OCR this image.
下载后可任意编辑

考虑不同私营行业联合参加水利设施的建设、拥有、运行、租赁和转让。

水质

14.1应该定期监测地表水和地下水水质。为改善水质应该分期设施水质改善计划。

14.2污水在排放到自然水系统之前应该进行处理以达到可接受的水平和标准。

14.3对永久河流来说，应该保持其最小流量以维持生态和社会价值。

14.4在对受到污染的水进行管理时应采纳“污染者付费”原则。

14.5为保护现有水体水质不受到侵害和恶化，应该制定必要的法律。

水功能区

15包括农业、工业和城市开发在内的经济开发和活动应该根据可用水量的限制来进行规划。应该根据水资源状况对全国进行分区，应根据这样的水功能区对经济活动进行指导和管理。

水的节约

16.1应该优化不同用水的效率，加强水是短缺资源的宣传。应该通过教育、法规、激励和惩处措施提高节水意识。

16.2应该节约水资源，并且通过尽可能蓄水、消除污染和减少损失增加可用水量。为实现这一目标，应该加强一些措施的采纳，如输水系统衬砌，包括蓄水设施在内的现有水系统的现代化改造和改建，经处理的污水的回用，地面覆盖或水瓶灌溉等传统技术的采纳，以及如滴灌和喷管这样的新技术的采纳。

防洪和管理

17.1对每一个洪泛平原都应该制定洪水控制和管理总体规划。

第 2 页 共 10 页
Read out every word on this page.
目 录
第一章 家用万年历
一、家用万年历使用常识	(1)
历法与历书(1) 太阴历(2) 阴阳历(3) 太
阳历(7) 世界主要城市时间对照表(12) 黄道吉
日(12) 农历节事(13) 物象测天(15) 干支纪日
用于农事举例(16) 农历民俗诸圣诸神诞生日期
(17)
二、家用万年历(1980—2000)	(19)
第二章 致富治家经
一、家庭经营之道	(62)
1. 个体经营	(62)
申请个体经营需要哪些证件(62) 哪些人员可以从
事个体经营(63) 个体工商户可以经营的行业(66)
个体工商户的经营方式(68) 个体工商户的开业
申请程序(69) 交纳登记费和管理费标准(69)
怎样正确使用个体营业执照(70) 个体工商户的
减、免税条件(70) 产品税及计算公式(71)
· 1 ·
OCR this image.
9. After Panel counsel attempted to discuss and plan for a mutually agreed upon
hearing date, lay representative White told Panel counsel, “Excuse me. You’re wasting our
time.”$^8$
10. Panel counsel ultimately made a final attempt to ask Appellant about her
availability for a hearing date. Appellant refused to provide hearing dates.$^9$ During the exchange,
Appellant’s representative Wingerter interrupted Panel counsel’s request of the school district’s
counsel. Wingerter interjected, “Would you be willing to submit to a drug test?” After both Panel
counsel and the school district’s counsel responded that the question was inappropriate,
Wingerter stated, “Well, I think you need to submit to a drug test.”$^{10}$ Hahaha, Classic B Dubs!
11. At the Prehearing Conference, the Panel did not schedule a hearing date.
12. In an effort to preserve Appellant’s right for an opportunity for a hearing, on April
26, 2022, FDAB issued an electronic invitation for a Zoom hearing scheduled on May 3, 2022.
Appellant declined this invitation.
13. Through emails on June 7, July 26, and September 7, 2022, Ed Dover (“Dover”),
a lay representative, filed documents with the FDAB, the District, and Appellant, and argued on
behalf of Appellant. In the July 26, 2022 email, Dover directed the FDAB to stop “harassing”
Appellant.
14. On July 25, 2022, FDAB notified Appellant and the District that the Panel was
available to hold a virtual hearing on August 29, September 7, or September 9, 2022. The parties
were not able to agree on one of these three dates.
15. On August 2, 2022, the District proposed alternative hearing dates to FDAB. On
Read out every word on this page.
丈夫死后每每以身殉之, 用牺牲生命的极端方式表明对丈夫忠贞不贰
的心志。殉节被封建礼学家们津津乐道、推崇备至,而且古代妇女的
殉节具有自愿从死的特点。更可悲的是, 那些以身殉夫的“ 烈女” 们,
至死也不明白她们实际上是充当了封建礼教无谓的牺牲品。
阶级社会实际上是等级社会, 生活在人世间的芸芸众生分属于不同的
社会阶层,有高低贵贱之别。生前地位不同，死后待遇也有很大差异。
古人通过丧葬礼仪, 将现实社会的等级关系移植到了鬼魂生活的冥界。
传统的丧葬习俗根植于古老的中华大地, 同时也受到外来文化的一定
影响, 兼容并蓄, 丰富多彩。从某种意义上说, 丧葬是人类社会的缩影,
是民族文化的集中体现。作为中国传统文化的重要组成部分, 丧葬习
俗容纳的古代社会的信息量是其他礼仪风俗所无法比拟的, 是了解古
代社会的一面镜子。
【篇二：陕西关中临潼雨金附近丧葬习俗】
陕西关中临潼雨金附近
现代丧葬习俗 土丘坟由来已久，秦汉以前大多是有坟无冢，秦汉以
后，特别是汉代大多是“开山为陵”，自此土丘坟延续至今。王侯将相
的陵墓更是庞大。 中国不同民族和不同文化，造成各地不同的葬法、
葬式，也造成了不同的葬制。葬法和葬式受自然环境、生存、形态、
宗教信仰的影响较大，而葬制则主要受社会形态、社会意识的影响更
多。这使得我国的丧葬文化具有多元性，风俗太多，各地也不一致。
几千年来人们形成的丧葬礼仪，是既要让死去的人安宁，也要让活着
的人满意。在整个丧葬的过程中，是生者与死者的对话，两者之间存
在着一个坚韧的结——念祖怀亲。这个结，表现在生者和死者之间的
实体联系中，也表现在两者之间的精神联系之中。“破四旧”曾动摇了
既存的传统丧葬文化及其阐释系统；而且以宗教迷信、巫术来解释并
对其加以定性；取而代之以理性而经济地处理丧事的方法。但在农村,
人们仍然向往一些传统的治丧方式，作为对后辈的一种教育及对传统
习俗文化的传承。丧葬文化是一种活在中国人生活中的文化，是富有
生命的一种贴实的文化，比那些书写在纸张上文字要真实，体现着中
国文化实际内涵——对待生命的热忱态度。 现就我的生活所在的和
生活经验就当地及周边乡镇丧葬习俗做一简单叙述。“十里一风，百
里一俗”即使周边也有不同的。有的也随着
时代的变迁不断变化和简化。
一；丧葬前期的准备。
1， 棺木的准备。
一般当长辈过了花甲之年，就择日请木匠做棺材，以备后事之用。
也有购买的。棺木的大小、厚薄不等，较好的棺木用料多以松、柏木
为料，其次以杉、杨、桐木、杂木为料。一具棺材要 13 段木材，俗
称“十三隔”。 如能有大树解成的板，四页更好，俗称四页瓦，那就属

[EXERCISE REQUIREMENTS]:
Show every line from the listing above in which the string "counsel" appears.

[EXERCISE ANSWER]:
9. After Panel counsel attempted to discuss and plan for a mutually agreed upon
hearing date, lay representative White told Panel counsel, “Excuse me. You’re wasting our
10. Panel counsel ultimately made a final attempt to ask Appellant about her
Appellant’s representative Wingerter interrupted Panel counsel’s request of the school district’s
counsel. Wingerter interjected, “Would you be willing to submit to a drug test?” After both Panel
counsel and the school district’s counsel responded that the question was inappropriate,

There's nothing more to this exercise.